| INSTRUCTION |
Your task is to copy every line of the entries that contains "wicket".

| EXCERPTED DATA |
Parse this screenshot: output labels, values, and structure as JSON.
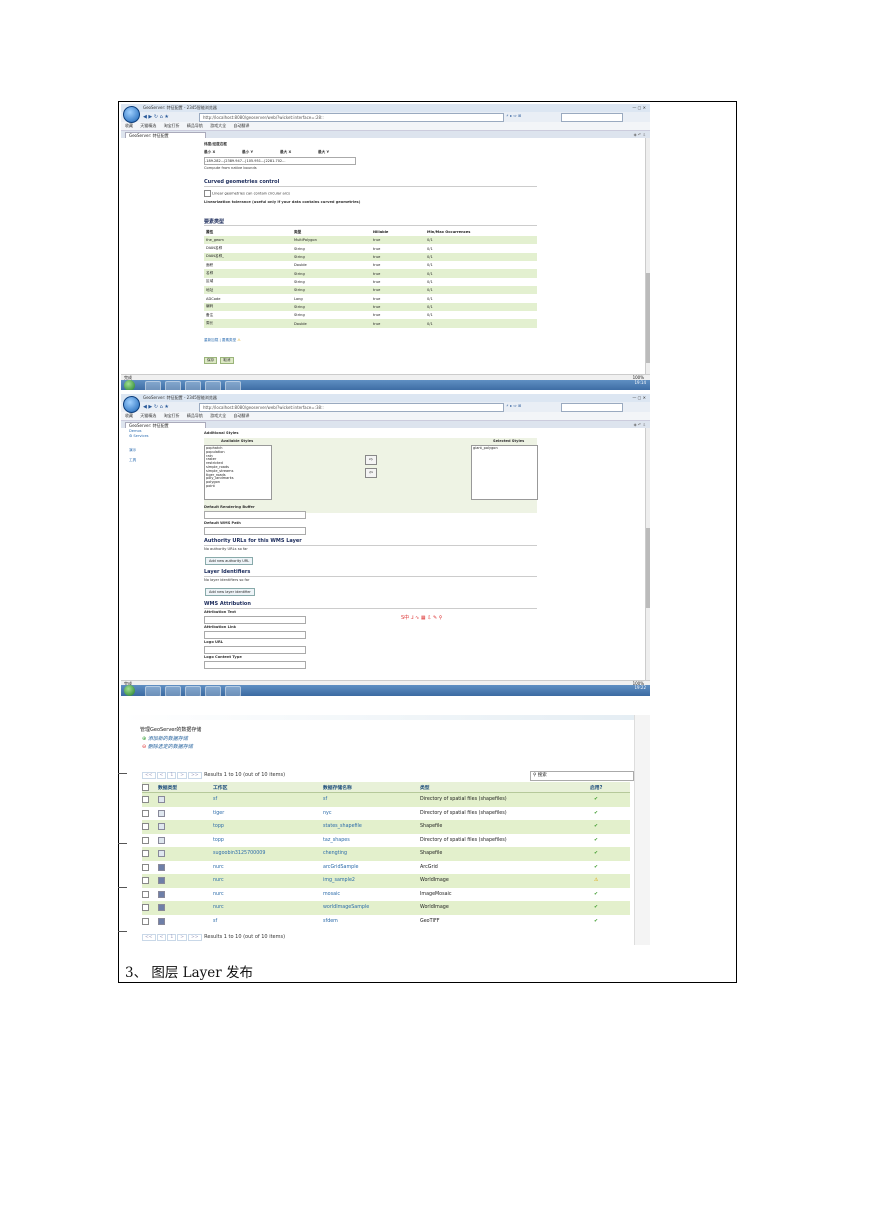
{
  "caption": "3、 图层 Layer 发布",
  "browser": {
    "title": "GeoServer: 特征配置 - 2345智能浏览器",
    "address": "http://localhost:8080/geoserver/web/?wicket:interface=:28::",
    "address2": "http://localhost:8080/geoserver/web/?wicket:interface=:38::",
    "tab_label": "GeoServer: 特征配置",
    "bookmarks": [
      "收藏",
      "天猫精选",
      "淘宝打折",
      "精品导航",
      "游戏大全",
      "自动翻译"
    ],
    "status_left": "完成",
    "status_right": "100%",
    "clock1": "19:14",
    "clock2": "19:22"
  },
  "shot1": {
    "bbox_title": "纬度/经度边框",
    "bbox_headers": [
      "最小 X",
      "最小 Y",
      "最大 X",
      "最大 Y"
    ],
    "bbox_value": "-189.282...|2389.947...|105.951...|2281.702...",
    "compute_link": "Compute from native bounds",
    "curved_title": "Curved geometries control",
    "curved_checkbox": "Linear geometries can contain circular arcs",
    "linearization": "Linearization tolerance (useful only if your data contains curved geometries)",
    "feature_type_title": "要素类型",
    "ft_headers": [
      "属性",
      "类型",
      "Nillable",
      "Min/Max Occurrences"
    ],
    "ft_rows": [
      [
        "the_geom",
        "MultiPolygon",
        "true",
        "0/1"
      ],
      [
        "DIAN名称",
        "String",
        "true",
        "0/1"
      ],
      [
        "DIAN名称_",
        "String",
        "true",
        "0/1"
      ],
      [
        "面积",
        "Double",
        "true",
        "0/1"
      ],
      [
        "名称",
        "String",
        "true",
        "0/1"
      ],
      [
        "区域",
        "String",
        "true",
        "0/1"
      ],
      [
        "地址",
        "String",
        "true",
        "0/1"
      ],
      [
        "ADCode",
        "Long",
        "true",
        "0/1"
      ],
      [
        "编码",
        "String",
        "true",
        "0/1"
      ],
      [
        "备注",
        "String",
        "true",
        "0/1"
      ],
      [
        "周长",
        "Double",
        "true",
        "0/1"
      ]
    ],
    "reload_link": "重新加载 | 要素类型",
    "save_btn": "保存",
    "cancel_btn": "取消"
  },
  "shot2": {
    "side": [
      "Demos",
      "Services",
      "演示",
      "工具"
    ],
    "additional_styles": "Additional Styles",
    "available_styles": "Available Styles",
    "selected_styles": "Selected Styles",
    "available_list": [
      "pophatch",
      "population",
      "rain",
      "raster",
      "restricted",
      "simple_roads",
      "simple_streams",
      "tiger_roads",
      "poly_landmarks",
      "polygon",
      "point"
    ],
    "selected_list": [
      "giant_polygon"
    ],
    "default_rendering_buffer": "Default Rendering Buffer",
    "default_wms_path": "Default WMS Path",
    "authority_title": "Authority URLs for this WMS Layer",
    "authority_none": "No authority URLs so far",
    "add_authority_btn": "Add new authority URL",
    "identifiers_title": "Layer Identifiers",
    "identifiers_none": "No layer identifiers so far",
    "add_identifier_btn": "Add new layer identifier",
    "attribution_title": "WMS Attribution",
    "attribution_text": "Attribution Text",
    "attribution_link": "Attribution Link",
    "logo_url": "Logo URL",
    "logo_content_type": "Logo Content Type",
    "ime_bar": "S中 ⅃ ∿ ▦ ⇩ ✎ ⚲"
  },
  "shot3": {
    "heading": "管理GeoServer的数据存储",
    "add_link": "添加新的数据存储",
    "remove_link": "删除选定的数据存储",
    "pager_text": "Results 1 to 10 (out of 10 items)",
    "pager_buttons": [
      "<<",
      "<",
      "1",
      ">",
      ">>"
    ],
    "search_placeholder": "搜索",
    "headers": [
      "数据类型",
      "工作区",
      "数据存储名称",
      "类型",
      "启用?"
    ],
    "rows": [
      {
        "ws": "sf",
        "name": "sf",
        "type": "Directory of spatial files (shapefiles)",
        "raster": false,
        "enabled": "ok"
      },
      {
        "ws": "tiger",
        "name": "nyc",
        "type": "Directory of spatial files (shapefiles)",
        "raster": false,
        "enabled": "ok"
      },
      {
        "ws": "topp",
        "name": "states_shapefile",
        "type": "Shapefile",
        "raster": false,
        "enabled": "ok"
      },
      {
        "ws": "topp",
        "name": "taz_shapes",
        "type": "Directory of spatial files (shapefiles)",
        "raster": false,
        "enabled": "ok"
      },
      {
        "ws": "sugoobin3125700009",
        "name": "chengting",
        "type": "Shapefile",
        "raster": false,
        "enabled": "ok"
      },
      {
        "ws": "nurc",
        "name": "arcGridSample",
        "type": "ArcGrid",
        "raster": true,
        "enabled": "ok"
      },
      {
        "ws": "nurc",
        "name": "img_sample2",
        "type": "WorldImage",
        "raster": true,
        "enabled": "warn"
      },
      {
        "ws": "nurc",
        "name": "mosaic",
        "type": "ImageMosaic",
        "raster": true,
        "enabled": "ok"
      },
      {
        "ws": "nurc",
        "name": "worldImageSample",
        "type": "WorldImage",
        "raster": true,
        "enabled": "ok"
      },
      {
        "ws": "sf",
        "name": "sfdem",
        "type": "GeoTIFF",
        "raster": true,
        "enabled": "ok"
      }
    ],
    "check_glyph": "✔",
    "warn_glyph": "⚠"
  }
}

| SOLUTION TO THE EXERCISE |
    "address": "http://localhost:8080/geoserver/web/?wicket:interface=:28::",
    "address2": "http://localhost:8080/geoserver/web/?wicket:interface=:38::",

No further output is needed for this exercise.